Extracted data -
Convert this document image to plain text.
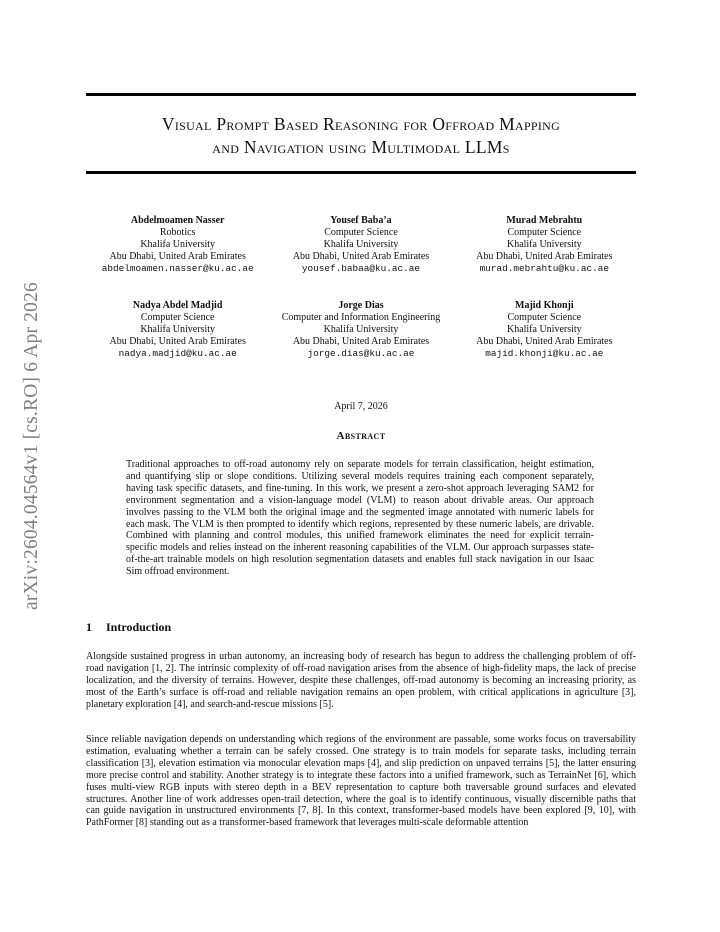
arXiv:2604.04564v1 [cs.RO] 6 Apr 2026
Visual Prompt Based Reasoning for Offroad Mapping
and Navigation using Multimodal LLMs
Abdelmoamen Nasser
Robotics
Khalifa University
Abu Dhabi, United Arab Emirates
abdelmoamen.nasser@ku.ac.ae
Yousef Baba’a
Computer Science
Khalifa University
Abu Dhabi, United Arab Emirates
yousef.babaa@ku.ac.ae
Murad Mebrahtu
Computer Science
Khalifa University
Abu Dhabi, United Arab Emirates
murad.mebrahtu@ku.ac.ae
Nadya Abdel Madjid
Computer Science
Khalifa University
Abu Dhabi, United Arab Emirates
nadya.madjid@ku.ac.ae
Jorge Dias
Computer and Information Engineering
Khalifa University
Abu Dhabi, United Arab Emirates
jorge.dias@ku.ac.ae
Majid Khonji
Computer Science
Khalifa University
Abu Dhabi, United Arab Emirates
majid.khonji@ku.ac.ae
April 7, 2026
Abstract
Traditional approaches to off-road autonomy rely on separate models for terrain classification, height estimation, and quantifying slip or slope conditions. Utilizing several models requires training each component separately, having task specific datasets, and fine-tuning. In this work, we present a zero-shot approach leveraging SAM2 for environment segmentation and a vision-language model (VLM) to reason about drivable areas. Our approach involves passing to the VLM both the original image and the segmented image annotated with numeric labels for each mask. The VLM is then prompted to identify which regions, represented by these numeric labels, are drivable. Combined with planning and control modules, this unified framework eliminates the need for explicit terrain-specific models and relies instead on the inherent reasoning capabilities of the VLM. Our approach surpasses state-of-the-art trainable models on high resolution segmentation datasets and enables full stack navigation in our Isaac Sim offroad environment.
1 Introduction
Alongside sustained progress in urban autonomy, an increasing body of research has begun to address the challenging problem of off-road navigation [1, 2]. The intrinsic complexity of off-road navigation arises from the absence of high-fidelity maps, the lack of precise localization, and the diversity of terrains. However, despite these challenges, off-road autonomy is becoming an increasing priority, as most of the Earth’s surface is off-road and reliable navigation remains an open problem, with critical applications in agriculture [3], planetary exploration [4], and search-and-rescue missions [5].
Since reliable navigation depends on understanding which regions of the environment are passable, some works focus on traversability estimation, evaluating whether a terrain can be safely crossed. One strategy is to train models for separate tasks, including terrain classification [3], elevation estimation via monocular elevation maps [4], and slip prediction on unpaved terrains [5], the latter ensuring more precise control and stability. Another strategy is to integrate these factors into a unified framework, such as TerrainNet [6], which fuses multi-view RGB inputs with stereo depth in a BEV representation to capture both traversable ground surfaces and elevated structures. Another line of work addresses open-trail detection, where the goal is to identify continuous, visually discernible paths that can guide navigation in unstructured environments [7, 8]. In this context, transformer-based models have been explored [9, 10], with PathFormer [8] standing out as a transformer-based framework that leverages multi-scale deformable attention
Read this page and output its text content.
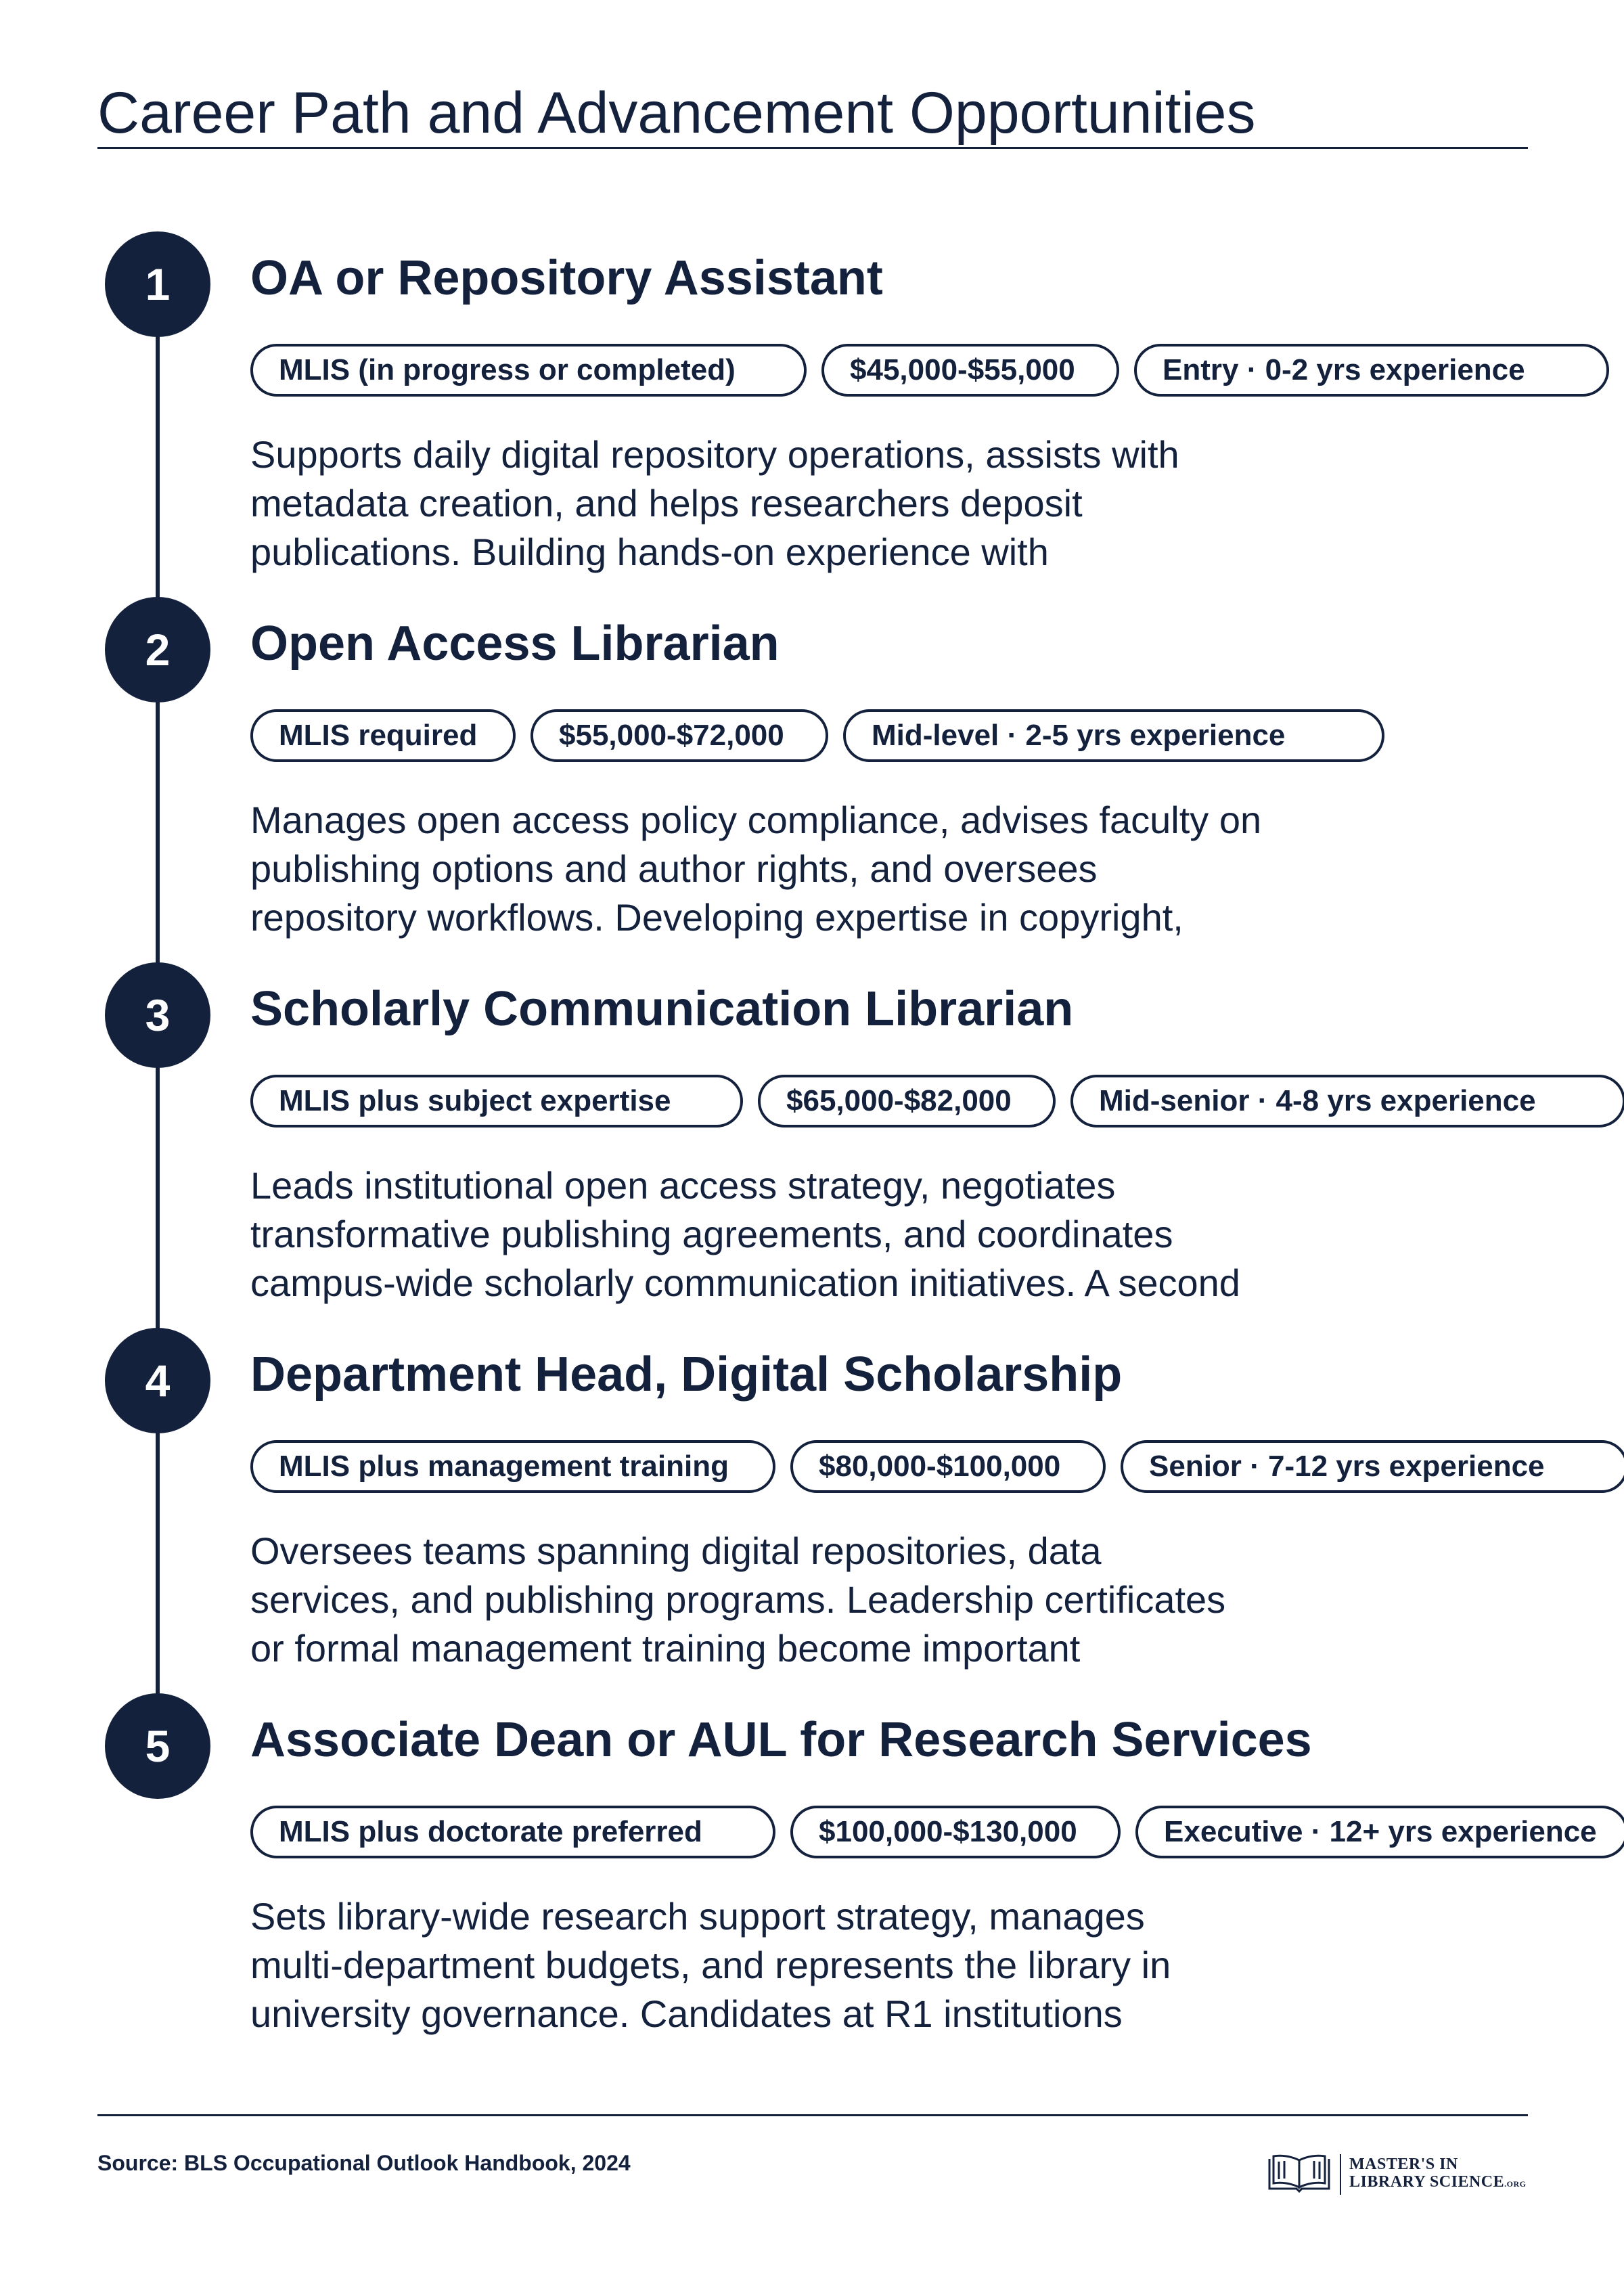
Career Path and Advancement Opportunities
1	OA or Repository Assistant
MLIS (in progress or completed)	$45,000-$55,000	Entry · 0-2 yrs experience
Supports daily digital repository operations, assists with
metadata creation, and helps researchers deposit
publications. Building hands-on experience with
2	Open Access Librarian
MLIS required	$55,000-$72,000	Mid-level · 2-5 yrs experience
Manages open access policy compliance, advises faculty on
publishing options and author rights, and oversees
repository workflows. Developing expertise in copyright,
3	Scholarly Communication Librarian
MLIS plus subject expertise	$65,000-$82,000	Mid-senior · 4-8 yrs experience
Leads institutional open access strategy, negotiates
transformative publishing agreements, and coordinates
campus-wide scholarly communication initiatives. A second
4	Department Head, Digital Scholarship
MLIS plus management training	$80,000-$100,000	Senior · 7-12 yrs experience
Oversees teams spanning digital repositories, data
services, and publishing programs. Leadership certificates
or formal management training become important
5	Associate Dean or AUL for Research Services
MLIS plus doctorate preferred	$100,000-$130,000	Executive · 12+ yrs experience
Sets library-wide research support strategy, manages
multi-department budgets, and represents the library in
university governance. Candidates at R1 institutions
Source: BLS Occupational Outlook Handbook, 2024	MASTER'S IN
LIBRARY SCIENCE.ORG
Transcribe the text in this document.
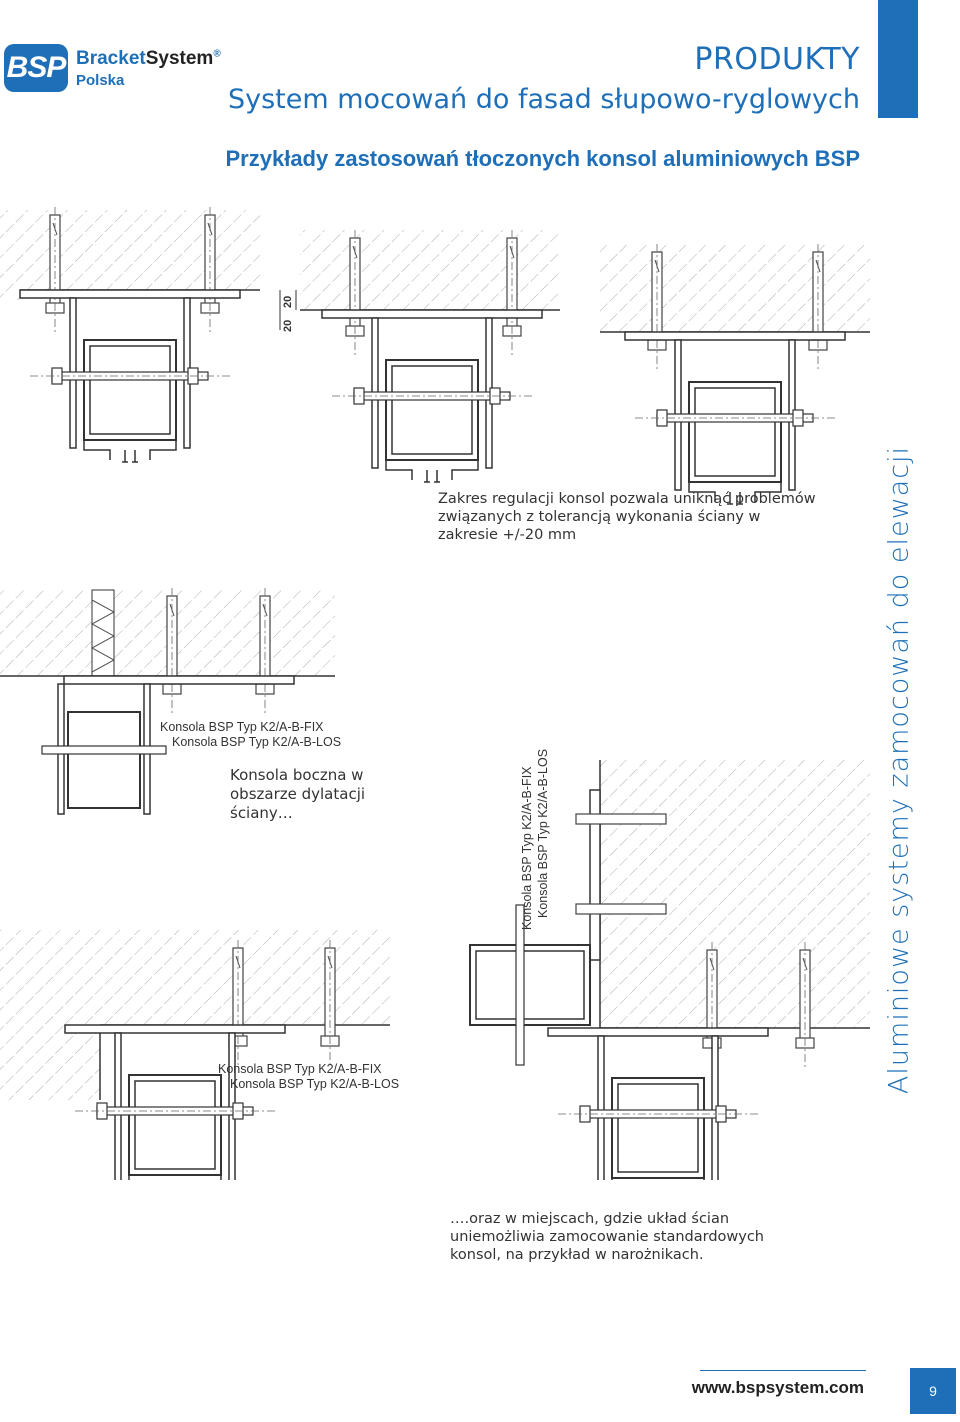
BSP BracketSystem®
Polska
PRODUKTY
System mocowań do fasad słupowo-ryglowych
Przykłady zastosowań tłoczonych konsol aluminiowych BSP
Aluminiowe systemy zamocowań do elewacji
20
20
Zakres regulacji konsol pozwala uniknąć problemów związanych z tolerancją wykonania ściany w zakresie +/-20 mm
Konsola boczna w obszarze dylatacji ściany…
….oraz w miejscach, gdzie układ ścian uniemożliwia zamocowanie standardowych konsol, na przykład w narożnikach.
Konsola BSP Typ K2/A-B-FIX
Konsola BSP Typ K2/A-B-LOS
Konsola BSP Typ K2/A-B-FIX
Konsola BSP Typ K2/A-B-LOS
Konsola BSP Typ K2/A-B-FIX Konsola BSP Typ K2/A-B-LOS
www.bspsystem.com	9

Task to carry out -
Go back to the records above and write them out exactly, without the pictures.

Final answer -
Convert this document image to plain text.
arXiv:2604.04564v1 [cs.RO] 6 Apr 2026
Visual Prompt Based Reasoning for Offroad Mapping
and Navigation using Multimodal LLMs
Abdelmoamen Nasser
Robotics
Khalifa University
Abu Dhabi, United Arab Emirates
abdelmoamen.nasser@ku.ac.ae
Yousef Baba’a
Computer Science
Khalifa University
Abu Dhabi, United Arab Emirates
yousef.babaa@ku.ac.ae
Murad Mebrahtu
Computer Science
Khalifa University
Abu Dhabi, United Arab Emirates
murad.mebrahtu@ku.ac.ae
Nadya Abdel Madjid
Computer Science
Khalifa University
Abu Dhabi, United Arab Emirates
nadya.madjid@ku.ac.ae
Jorge Dias
Computer and Information Engineering
Khalifa University
Abu Dhabi, United Arab Emirates
jorge.dias@ku.ac.ae
Majid Khonji
Computer Science
Khalifa University
Abu Dhabi, United Arab Emirates
majid.khonji@ku.ac.ae
April 7, 2026
Abstract
Traditional approaches to off-road autonomy rely on separate models for terrain classification, height estimation, and quantifying slip or slope conditions. Utilizing several models requires training each component separately, having task specific datasets, and fine-tuning. In this work, we present a zero-shot approach leveraging SAM2 for environment segmentation and a vision-language model (VLM) to reason about drivable areas. Our approach involves passing to the VLM both the original image and the segmented image annotated with numeric labels for each mask. The VLM is then prompted to identify which regions, represented by these numeric labels, are drivable. Combined with planning and control modules, this unified framework eliminates the need for explicit terrain-specific models and relies instead on the inherent reasoning capabilities of the VLM. Our approach surpasses state-of-the-art trainable models on high resolution segmentation datasets and enables full stack navigation in our Isaac Sim offroad environment.
1 Introduction
Alongside sustained progress in urban autonomy, an increasing body of research has begun to address the challenging problem of off-road navigation [1, 2]. The intrinsic complexity of off-road navigation arises from the absence of high-fidelity maps, the lack of precise localization, and the diversity of terrains. However, despite these challenges, off-road autonomy is becoming an increasing priority, as most of the Earth’s surface is off-road and reliable navigation remains an open problem, with critical applications in agriculture [3], planetary exploration [4], and search-and-rescue missions [5].
Since reliable navigation depends on understanding which regions of the environment are passable, some works focus on traversability estimation, evaluating whether a terrain can be safely crossed. One strategy is to train models for separate tasks, including terrain classification [3], elevation estimation via monocular elevation maps [4], and slip prediction on unpaved terrains [5], the latter ensuring more precise control and stability. Another strategy is to integrate these factors into a unified framework, such as TerrainNet [6], which fuses multi-view RGB inputs with stereo depth in a BEV representation to capture both traversable ground surfaces and elevated structures. Another line of work addresses open-trail detection, where the goal is to identify continuous, visually discernible paths that can guide navigation in unstructured environments [7, 8]. In this context, transformer-based models have been explored [9, 10], with PathFormer [8] standing out as a transformer-based framework that leverages multi-scale deformable attention
Read this page and output its text content.
Career Path and Advancement Opportunities
1	OA or Repository Assistant
MLIS (in progress or completed)	$45,000-$55,000	Entry · 0-2 yrs experience
Supports daily digital repository operations, assists with
metadata creation, and helps researchers deposit
publications. Building hands-on experience with
2	Open Access Librarian
MLIS required	$55,000-$72,000	Mid-level · 2-5 yrs experience
Manages open access policy compliance, advises faculty on
publishing options and author rights, and oversees
repository workflows. Developing expertise in copyright,
3	Scholarly Communication Librarian
MLIS plus subject expertise	$65,000-$82,000	Mid-senior · 4-8 yrs experience
Leads institutional open access strategy, negotiates
transformative publishing agreements, and coordinates
campus-wide scholarly communication initiatives. A second
4	Department Head, Digital Scholarship
MLIS plus management training	$80,000-$100,000	Senior · 7-12 yrs experience
Oversees teams spanning digital repositories, data
services, and publishing programs. Leadership certificates
or formal management training become important
5	Associate Dean or AUL for Research Services
MLIS plus doctorate preferred	$100,000-$130,000	Executive · 12+ yrs experience
Sets library-wide research support strategy, manages
multi-department budgets, and represents the library in
university governance. Candidates at R1 institutions
Source: BLS Occupational Outlook Handbook, 2024	MASTER'S IN
LIBRARY SCIENCE.ORG
Transcribe the text in this document.
BSP BracketSystem®
Polska
PRODUKTY
System mocowań do fasad słupowo-ryglowych
Przykłady zastosowań tłoczonych konsol aluminiowych BSP
Aluminiowe systemy zamocowań do elewacji
20
20
Zakres regulacji konsol pozwala uniknąć problemów związanych z tolerancją wykonania ściany w zakresie +/-20 mm
Konsola boczna w obszarze dylatacji ściany…
….oraz w miejscach, gdzie układ ścian uniemożliwia zamocowanie standardowych konsol, na przykład w narożnikach.
Konsola BSP Typ K2/A-B-FIX
Konsola BSP Typ K2/A-B-LOS
Konsola BSP Typ K2/A-B-FIX
Konsola BSP Typ K2/A-B-LOS
Konsola BSP Typ K2/A-B-FIX Konsola BSP Typ K2/A-B-LOS
www.bspsystem.com	9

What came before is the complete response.